- **Exercise instructions**
Look for the word "weekly" in the entries below, then copy every line that has it.
───── The records ─────
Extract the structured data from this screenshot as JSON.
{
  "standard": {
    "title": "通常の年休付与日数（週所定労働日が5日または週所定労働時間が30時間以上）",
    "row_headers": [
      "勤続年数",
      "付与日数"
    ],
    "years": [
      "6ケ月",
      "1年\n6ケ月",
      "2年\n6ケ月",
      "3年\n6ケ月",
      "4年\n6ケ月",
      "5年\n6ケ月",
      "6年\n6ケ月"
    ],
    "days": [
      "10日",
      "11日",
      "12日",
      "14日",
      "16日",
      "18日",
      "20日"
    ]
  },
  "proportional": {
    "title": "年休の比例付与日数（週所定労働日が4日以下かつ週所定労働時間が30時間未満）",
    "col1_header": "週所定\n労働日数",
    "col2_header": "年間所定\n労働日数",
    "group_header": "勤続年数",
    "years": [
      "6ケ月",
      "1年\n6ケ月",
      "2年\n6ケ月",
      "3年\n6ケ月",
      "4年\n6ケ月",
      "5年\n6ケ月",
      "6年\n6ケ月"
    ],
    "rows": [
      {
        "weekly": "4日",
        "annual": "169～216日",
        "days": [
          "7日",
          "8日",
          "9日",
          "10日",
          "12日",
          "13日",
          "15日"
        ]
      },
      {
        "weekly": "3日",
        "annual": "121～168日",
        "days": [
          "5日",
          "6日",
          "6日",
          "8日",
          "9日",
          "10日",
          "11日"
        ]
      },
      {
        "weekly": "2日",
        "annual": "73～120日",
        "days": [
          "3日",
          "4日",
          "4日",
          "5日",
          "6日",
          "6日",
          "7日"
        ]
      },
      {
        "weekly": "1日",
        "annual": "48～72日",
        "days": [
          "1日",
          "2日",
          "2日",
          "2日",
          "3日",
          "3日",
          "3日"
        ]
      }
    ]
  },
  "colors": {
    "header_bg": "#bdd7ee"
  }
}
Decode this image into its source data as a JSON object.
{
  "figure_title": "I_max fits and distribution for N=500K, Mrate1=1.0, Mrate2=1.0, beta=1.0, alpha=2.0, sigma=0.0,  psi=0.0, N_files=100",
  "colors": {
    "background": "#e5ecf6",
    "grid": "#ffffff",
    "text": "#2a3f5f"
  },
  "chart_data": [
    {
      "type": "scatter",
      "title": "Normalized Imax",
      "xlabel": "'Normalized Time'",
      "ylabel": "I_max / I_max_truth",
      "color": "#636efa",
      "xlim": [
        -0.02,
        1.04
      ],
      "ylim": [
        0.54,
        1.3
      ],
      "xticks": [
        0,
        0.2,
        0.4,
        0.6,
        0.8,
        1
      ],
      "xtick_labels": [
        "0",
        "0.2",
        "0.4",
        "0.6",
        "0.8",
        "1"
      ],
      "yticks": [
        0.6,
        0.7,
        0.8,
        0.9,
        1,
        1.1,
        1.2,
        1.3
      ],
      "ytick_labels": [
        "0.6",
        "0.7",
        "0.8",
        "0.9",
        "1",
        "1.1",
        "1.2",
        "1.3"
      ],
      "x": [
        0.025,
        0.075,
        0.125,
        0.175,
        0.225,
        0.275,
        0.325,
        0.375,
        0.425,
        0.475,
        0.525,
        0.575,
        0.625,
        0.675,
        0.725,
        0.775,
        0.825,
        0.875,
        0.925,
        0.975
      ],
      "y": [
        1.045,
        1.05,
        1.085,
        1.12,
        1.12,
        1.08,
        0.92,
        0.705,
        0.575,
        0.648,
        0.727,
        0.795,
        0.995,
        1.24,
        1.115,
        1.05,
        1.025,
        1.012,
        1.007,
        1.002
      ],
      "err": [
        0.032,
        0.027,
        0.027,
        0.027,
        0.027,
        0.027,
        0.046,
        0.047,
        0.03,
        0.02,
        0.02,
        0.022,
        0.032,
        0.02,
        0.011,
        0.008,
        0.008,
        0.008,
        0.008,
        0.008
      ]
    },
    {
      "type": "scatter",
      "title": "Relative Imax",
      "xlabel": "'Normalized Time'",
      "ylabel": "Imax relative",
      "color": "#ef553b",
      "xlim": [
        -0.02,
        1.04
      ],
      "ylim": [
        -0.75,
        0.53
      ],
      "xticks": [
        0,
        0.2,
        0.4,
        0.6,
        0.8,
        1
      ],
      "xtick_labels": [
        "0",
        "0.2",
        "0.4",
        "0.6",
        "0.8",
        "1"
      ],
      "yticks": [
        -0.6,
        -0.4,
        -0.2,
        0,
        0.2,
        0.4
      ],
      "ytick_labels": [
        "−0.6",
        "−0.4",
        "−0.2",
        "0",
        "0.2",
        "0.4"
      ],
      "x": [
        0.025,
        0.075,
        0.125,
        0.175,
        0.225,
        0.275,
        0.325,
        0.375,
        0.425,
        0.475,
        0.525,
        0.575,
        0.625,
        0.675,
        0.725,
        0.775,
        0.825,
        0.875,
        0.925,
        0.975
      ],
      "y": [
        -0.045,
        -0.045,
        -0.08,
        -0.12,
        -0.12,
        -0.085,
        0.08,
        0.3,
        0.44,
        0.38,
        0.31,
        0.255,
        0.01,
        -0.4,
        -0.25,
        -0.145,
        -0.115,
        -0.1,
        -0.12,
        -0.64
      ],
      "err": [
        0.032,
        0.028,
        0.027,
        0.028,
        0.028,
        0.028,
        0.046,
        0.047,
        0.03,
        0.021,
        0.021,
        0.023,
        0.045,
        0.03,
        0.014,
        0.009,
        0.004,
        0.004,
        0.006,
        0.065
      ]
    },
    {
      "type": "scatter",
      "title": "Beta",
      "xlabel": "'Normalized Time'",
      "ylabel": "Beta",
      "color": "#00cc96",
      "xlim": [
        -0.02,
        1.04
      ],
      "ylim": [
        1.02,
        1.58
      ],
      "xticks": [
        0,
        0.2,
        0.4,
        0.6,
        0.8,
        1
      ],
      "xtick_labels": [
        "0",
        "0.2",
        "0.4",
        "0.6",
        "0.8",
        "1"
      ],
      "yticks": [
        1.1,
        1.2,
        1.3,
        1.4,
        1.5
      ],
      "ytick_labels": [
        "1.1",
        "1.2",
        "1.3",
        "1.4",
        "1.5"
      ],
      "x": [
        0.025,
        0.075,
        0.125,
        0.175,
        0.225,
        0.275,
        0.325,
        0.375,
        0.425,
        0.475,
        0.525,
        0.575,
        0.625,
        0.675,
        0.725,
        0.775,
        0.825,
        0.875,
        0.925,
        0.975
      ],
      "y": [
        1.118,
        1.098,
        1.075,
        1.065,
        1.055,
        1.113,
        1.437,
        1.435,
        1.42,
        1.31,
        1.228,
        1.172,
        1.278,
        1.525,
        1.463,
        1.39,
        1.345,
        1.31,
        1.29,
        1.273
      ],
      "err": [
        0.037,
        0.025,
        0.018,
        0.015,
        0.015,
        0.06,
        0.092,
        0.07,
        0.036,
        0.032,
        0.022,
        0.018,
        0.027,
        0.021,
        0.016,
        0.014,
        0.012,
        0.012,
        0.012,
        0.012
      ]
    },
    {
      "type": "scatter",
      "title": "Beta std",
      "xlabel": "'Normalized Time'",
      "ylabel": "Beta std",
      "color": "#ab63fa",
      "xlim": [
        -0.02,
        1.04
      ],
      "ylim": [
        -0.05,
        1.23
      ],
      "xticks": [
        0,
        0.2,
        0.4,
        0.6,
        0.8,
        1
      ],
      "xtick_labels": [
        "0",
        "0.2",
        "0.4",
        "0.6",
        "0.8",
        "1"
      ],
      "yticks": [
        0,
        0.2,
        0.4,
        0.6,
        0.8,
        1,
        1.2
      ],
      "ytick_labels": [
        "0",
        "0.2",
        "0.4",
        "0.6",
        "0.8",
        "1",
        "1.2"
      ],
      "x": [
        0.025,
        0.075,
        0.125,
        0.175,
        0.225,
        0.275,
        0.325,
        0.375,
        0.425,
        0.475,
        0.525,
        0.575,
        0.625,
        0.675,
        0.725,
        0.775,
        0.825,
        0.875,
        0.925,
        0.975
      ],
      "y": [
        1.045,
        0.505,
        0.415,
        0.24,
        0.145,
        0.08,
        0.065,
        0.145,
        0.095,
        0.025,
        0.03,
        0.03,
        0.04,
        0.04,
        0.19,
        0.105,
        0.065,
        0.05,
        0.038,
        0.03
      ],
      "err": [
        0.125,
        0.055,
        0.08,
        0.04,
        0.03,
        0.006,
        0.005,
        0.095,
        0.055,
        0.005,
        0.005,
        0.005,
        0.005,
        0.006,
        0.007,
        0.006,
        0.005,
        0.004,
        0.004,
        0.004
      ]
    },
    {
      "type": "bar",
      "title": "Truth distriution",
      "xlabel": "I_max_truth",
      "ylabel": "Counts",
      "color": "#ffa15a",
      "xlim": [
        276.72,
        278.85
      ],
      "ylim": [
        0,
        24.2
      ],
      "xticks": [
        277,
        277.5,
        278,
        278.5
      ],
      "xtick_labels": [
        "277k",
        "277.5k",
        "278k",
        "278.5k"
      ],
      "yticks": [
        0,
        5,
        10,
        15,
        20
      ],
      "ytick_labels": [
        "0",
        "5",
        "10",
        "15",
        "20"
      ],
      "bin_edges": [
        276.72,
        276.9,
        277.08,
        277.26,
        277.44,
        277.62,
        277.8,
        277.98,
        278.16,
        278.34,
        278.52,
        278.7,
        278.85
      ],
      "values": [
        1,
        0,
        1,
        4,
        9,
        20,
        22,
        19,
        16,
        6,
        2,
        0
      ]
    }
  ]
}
─────
- **Final result**
        "weekly": "4日",
        "weekly": "3日",
        "weekly": "2日",
        "weekly": "1日",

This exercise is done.